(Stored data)
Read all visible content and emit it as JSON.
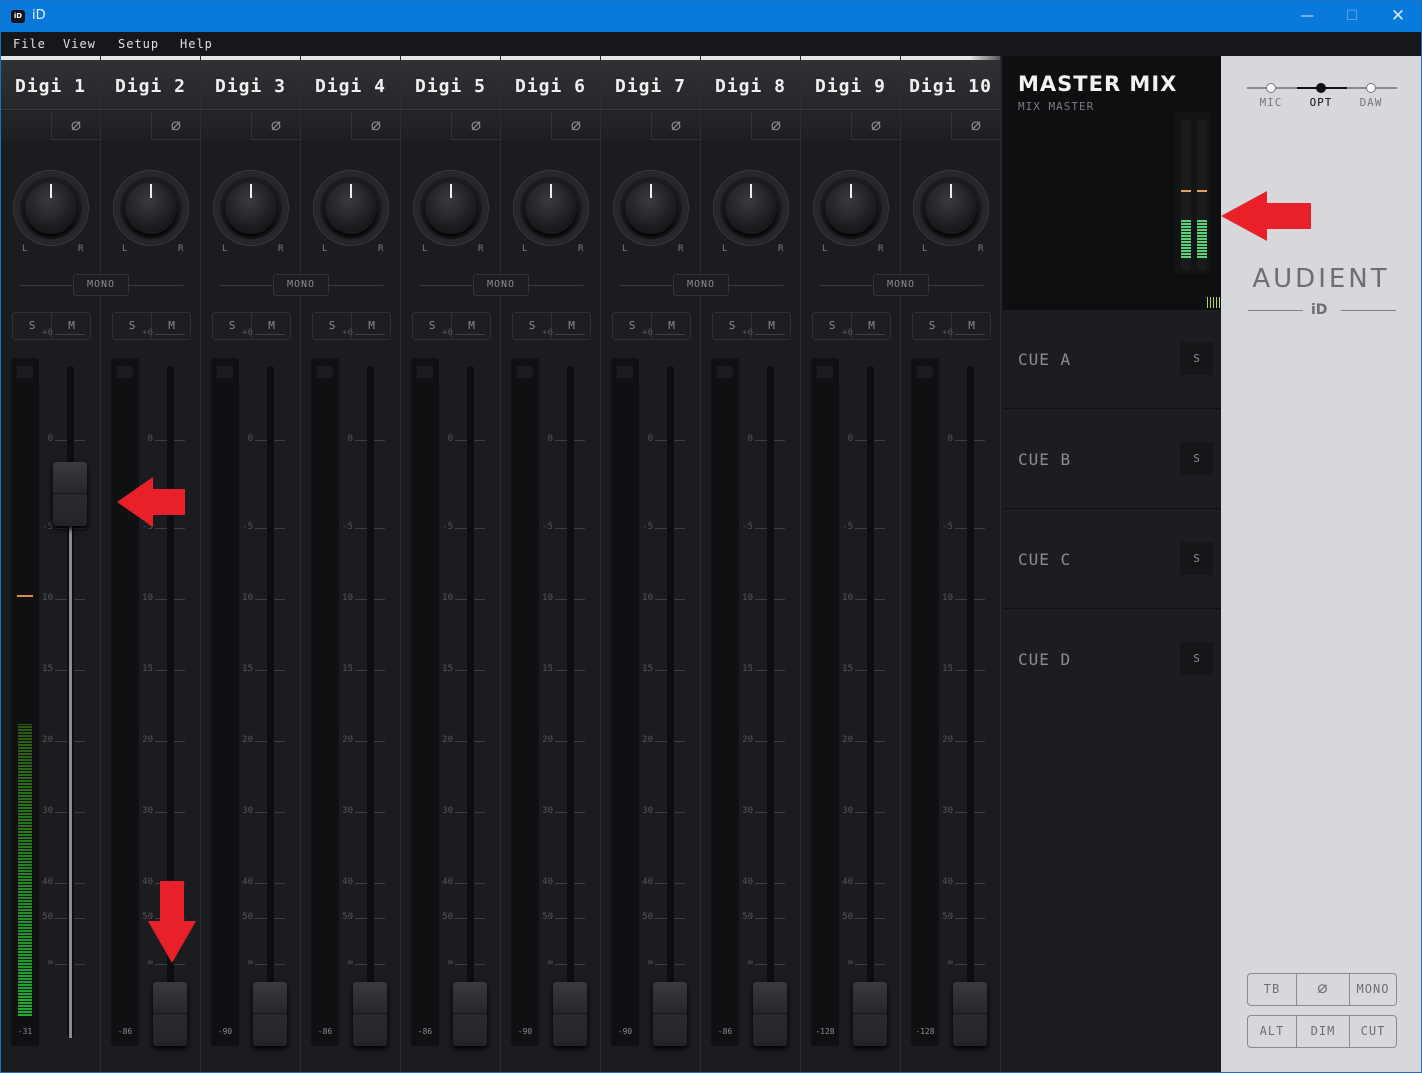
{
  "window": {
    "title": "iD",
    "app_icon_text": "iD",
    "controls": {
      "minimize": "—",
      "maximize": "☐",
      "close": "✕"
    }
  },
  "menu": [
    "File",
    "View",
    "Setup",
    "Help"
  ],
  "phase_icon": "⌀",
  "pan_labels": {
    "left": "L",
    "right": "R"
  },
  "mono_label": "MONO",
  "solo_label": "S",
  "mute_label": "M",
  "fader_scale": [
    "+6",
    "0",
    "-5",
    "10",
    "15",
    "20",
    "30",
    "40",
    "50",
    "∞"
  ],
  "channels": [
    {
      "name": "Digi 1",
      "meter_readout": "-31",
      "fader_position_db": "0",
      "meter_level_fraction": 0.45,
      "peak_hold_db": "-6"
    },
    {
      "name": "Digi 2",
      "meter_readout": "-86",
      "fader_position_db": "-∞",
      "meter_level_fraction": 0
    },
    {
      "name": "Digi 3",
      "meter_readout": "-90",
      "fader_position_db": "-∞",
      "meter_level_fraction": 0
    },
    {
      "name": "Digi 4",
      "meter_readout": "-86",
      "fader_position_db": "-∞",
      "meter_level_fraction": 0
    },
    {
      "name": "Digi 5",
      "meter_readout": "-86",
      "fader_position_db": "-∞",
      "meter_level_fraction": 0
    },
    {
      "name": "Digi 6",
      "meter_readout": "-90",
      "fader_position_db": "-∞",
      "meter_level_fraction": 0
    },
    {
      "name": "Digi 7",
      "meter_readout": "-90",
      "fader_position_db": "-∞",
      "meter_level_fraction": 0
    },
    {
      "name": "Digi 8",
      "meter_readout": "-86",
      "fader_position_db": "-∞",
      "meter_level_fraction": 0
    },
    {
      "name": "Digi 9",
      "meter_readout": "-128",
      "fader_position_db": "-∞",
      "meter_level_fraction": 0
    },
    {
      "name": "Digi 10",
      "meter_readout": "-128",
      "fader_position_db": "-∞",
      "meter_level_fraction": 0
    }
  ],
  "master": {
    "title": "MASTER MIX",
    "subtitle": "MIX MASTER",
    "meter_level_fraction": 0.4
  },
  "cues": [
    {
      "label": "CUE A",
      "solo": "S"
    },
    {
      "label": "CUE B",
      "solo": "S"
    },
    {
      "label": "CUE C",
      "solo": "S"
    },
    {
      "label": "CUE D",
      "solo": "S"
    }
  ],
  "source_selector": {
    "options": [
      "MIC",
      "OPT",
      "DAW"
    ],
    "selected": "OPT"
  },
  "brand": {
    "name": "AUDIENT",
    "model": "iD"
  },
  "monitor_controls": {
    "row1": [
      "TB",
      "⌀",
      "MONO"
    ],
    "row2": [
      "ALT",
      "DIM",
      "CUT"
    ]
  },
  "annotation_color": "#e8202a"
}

* * *

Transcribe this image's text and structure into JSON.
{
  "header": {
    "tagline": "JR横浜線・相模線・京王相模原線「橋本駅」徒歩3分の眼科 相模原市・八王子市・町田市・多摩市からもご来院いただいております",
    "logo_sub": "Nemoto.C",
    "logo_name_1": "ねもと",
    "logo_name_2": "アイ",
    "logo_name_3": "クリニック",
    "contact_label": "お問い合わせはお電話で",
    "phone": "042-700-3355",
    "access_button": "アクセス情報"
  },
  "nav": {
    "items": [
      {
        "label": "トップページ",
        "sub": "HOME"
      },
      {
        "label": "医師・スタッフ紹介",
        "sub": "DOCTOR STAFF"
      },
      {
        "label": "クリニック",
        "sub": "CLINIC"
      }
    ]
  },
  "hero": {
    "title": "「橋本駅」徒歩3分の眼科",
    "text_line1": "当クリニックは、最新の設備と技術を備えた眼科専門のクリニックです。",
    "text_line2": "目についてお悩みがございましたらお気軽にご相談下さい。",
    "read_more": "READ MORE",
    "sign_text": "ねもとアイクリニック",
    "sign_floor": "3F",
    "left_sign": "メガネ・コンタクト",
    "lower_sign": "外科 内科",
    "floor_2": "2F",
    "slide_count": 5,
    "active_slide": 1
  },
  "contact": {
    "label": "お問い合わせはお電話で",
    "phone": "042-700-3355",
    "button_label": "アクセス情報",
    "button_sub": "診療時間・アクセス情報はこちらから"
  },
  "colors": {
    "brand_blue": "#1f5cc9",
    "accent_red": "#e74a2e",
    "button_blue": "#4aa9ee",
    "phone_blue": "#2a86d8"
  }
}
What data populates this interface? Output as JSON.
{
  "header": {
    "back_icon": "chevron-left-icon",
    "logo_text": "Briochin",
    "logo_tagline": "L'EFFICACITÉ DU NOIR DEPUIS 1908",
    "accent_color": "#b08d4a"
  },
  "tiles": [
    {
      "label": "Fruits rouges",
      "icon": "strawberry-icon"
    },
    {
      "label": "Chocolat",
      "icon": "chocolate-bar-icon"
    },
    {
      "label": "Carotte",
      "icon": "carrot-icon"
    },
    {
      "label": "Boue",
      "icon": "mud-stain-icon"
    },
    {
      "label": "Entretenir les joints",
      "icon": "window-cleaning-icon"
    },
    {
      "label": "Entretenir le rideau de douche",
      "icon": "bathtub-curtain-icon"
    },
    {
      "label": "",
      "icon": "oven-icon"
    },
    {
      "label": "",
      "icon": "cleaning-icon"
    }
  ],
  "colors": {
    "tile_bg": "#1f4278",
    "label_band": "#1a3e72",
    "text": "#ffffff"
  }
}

* * *

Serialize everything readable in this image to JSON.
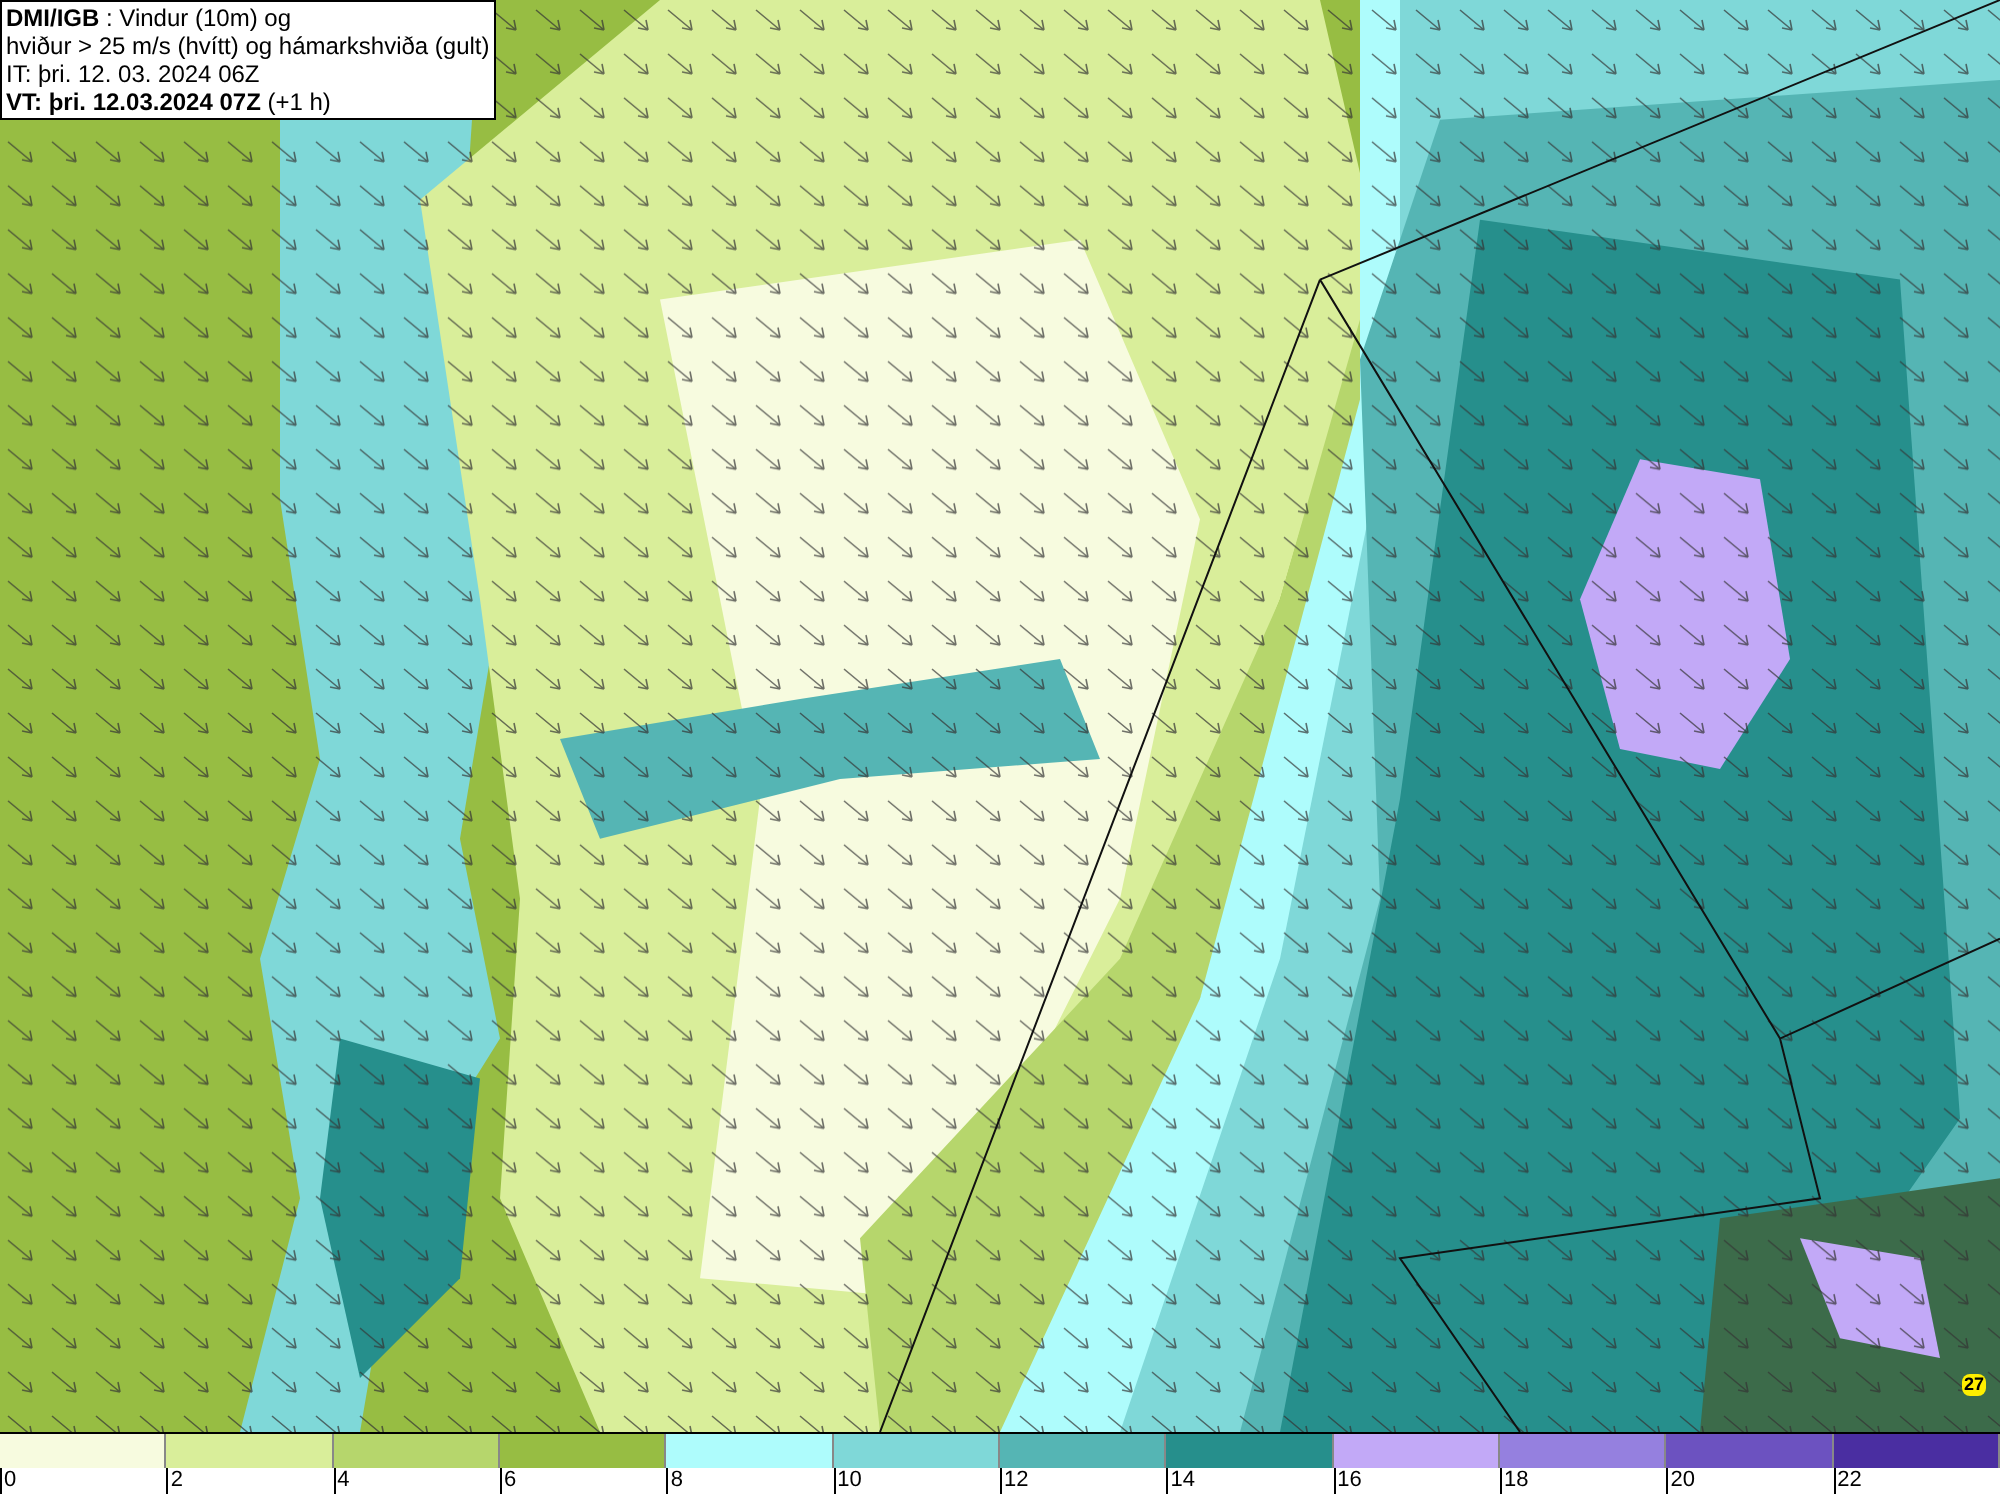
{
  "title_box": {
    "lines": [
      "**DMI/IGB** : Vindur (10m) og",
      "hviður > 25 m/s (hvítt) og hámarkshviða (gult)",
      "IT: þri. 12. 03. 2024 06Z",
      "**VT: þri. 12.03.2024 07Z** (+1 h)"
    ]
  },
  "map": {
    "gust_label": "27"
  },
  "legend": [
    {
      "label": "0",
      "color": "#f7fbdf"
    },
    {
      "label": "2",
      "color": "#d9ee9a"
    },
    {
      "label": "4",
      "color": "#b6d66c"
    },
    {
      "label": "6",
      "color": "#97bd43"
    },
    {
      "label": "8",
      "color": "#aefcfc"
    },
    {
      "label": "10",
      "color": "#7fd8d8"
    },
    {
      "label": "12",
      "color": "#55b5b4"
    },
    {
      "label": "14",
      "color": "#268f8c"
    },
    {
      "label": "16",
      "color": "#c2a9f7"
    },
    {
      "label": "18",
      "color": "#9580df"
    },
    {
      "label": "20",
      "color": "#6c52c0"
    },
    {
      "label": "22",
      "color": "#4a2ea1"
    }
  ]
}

What to work on |
Show all lines in the entries above where the word "JSON" appears.

Complete output |
Read all visible content and emit it as JSON.
Transcribe this image's text and structure into JSON.
What data populates this interface? Output as JSON.
Serialize everything readable in this image to JSON.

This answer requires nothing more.